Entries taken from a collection
__________
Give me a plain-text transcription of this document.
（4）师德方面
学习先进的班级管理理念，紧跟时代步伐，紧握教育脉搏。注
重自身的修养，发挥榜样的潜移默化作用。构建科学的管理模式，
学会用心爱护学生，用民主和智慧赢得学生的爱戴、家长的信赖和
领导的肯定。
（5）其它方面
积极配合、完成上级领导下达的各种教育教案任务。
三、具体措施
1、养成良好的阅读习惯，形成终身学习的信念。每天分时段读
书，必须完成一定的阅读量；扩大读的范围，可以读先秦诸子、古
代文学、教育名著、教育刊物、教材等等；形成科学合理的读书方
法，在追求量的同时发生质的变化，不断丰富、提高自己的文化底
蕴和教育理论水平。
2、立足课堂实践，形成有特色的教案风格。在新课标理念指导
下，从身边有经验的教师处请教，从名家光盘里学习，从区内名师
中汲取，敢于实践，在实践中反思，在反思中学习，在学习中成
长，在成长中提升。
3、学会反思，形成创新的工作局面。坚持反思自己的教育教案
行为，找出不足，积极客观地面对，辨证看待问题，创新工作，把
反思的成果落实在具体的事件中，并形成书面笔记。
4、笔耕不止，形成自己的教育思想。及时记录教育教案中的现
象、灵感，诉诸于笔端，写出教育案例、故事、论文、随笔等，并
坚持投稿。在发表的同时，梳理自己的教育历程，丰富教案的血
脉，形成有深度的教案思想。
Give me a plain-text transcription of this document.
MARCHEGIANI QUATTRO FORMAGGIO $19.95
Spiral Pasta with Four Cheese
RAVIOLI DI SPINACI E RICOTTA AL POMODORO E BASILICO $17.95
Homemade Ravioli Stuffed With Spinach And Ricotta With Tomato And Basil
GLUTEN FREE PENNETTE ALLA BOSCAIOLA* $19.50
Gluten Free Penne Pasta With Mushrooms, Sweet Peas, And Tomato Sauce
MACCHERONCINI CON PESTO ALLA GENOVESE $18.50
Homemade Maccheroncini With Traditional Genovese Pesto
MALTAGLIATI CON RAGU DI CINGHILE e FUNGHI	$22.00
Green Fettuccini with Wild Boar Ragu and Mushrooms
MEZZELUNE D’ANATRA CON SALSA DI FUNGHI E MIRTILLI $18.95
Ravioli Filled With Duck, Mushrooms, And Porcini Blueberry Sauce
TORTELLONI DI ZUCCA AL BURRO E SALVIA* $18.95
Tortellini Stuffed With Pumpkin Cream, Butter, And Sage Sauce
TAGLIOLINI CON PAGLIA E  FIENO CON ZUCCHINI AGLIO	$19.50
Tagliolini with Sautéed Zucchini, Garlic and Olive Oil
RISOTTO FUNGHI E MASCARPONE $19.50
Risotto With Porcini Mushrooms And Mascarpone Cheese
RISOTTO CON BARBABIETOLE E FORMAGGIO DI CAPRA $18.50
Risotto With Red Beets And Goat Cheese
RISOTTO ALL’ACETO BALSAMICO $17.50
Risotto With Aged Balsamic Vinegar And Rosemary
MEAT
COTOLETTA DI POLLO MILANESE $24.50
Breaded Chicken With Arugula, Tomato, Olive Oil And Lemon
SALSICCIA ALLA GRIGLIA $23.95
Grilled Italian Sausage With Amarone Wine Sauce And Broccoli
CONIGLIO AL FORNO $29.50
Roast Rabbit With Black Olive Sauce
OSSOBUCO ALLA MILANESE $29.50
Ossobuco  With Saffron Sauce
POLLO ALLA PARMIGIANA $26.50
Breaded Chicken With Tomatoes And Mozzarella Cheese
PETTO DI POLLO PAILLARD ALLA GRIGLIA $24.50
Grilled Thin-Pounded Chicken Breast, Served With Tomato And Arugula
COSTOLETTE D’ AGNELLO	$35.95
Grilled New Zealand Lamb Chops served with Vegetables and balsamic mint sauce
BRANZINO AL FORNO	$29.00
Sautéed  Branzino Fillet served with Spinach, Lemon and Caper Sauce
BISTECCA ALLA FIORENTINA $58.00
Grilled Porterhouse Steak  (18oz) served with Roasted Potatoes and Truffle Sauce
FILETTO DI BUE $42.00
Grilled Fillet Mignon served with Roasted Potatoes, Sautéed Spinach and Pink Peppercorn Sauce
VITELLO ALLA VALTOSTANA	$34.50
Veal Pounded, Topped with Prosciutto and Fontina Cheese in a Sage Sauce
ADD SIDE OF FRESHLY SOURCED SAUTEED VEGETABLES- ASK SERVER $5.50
__________
Faithfully copy every entry, leaving nothing out.

Give me a plain-text transcription of this document.
（4）师德方面
学习先进的班级管理理念，紧跟时代步伐，紧握教育脉搏。注
重自身的修养，发挥榜样的潜移默化作用。构建科学的管理模式，
学会用心爱护学生，用民主和智慧赢得学生的爱戴、家长的信赖和
领导的肯定。
（5）其它方面
积极配合、完成上级领导下达的各种教育教案任务。
三、具体措施
1、养成良好的阅读习惯，形成终身学习的信念。每天分时段读
书，必须完成一定的阅读量；扩大读的范围，可以读先秦诸子、古
代文学、教育名著、教育刊物、教材等等；形成科学合理的读书方
法，在追求量的同时发生质的变化，不断丰富、提高自己的文化底
蕴和教育理论水平。
2、立足课堂实践，形成有特色的教案风格。在新课标理念指导
下，从身边有经验的教师处请教，从名家光盘里学习，从区内名师
中汲取，敢于实践，在实践中反思，在反思中学习，在学习中成
长，在成长中提升。
3、学会反思，形成创新的工作局面。坚持反思自己的教育教案
行为，找出不足，积极客观地面对，辨证看待问题，创新工作，把
反思的成果落实在具体的事件中，并形成书面笔记。
4、笔耕不止，形成自己的教育思想。及时记录教育教案中的现
象、灵感，诉诸于笔端，写出教育案例、故事、论文、随笔等，并
坚持投稿。在发表的同时，梳理自己的教育历程，丰富教案的血
脉，形成有深度的教案思想。
Give me a plain-text transcription of this document.
MARCHEGIANI QUATTRO FORMAGGIO $19.95
Spiral Pasta with Four Cheese
RAVIOLI DI SPINACI E RICOTTA AL POMODORO E BASILICO $17.95
Homemade Ravioli Stuffed With Spinach And Ricotta With Tomato And Basil
GLUTEN FREE PENNETTE ALLA BOSCAIOLA* $19.50
Gluten Free Penne Pasta With Mushrooms, Sweet Peas, And Tomato Sauce
MACCHERONCINI CON PESTO ALLA GENOVESE $18.50
Homemade Maccheroncini With Traditional Genovese Pesto
MALTAGLIATI CON RAGU DI CINGHILE e FUNGHI	$22.00
Green Fettuccini with Wild Boar Ragu and Mushrooms
MEZZELUNE D’ANATRA CON SALSA DI FUNGHI E MIRTILLI $18.95
Ravioli Filled With Duck, Mushrooms, And Porcini Blueberry Sauce
TORTELLONI DI ZUCCA AL BURRO E SALVIA* $18.95
Tortellini Stuffed With Pumpkin Cream, Butter, And Sage Sauce
TAGLIOLINI CON PAGLIA E  FIENO CON ZUCCHINI AGLIO	$19.50
Tagliolini with Sautéed Zucchini, Garlic and Olive Oil
RISOTTO FUNGHI E MASCARPONE $19.50
Risotto With Porcini Mushrooms And Mascarpone Cheese
RISOTTO CON BARBABIETOLE E FORMAGGIO DI CAPRA $18.50
Risotto With Red Beets And Goat Cheese
RISOTTO ALL’ACETO BALSAMICO $17.50
Risotto With Aged Balsamic Vinegar And Rosemary
MEAT
COTOLETTA DI POLLO MILANESE $24.50
Breaded Chicken With Arugula, Tomato, Olive Oil And Lemon
SALSICCIA ALLA GRIGLIA $23.95
Grilled Italian Sausage With Amarone Wine Sauce And Broccoli
CONIGLIO AL FORNO $29.50
Roast Rabbit With Black Olive Sauce
OSSOBUCO ALLA MILANESE $29.50
Ossobuco  With Saffron Sauce
POLLO ALLA PARMIGIANA $26.50
Breaded Chicken With Tomatoes And Mozzarella Cheese
PETTO DI POLLO PAILLARD ALLA GRIGLIA $24.50
Grilled Thin-Pounded Chicken Breast, Served With Tomato And Arugula
COSTOLETTE D’ AGNELLO	$35.95
Grilled New Zealand Lamb Chops served with Vegetables and balsamic mint sauce
BRANZINO AL FORNO	$29.00
Sautéed  Branzino Fillet served with Spinach, Lemon and Caper Sauce
BISTECCA ALLA FIORENTINA $58.00
Grilled Porterhouse Steak  (18oz) served with Roasted Potatoes and Truffle Sauce
FILETTO DI BUE $42.00
Grilled Fillet Mignon served with Roasted Potatoes, Sautéed Spinach and Pink Peppercorn Sauce
VITELLO ALLA VALTOSTANA	$34.50
Veal Pounded, Topped with Prosciutto and Fontina Cheese in a Sage Sauce
ADD SIDE OF FRESHLY SOURCED SAUTEED VEGETABLES- ASK SERVER $5.50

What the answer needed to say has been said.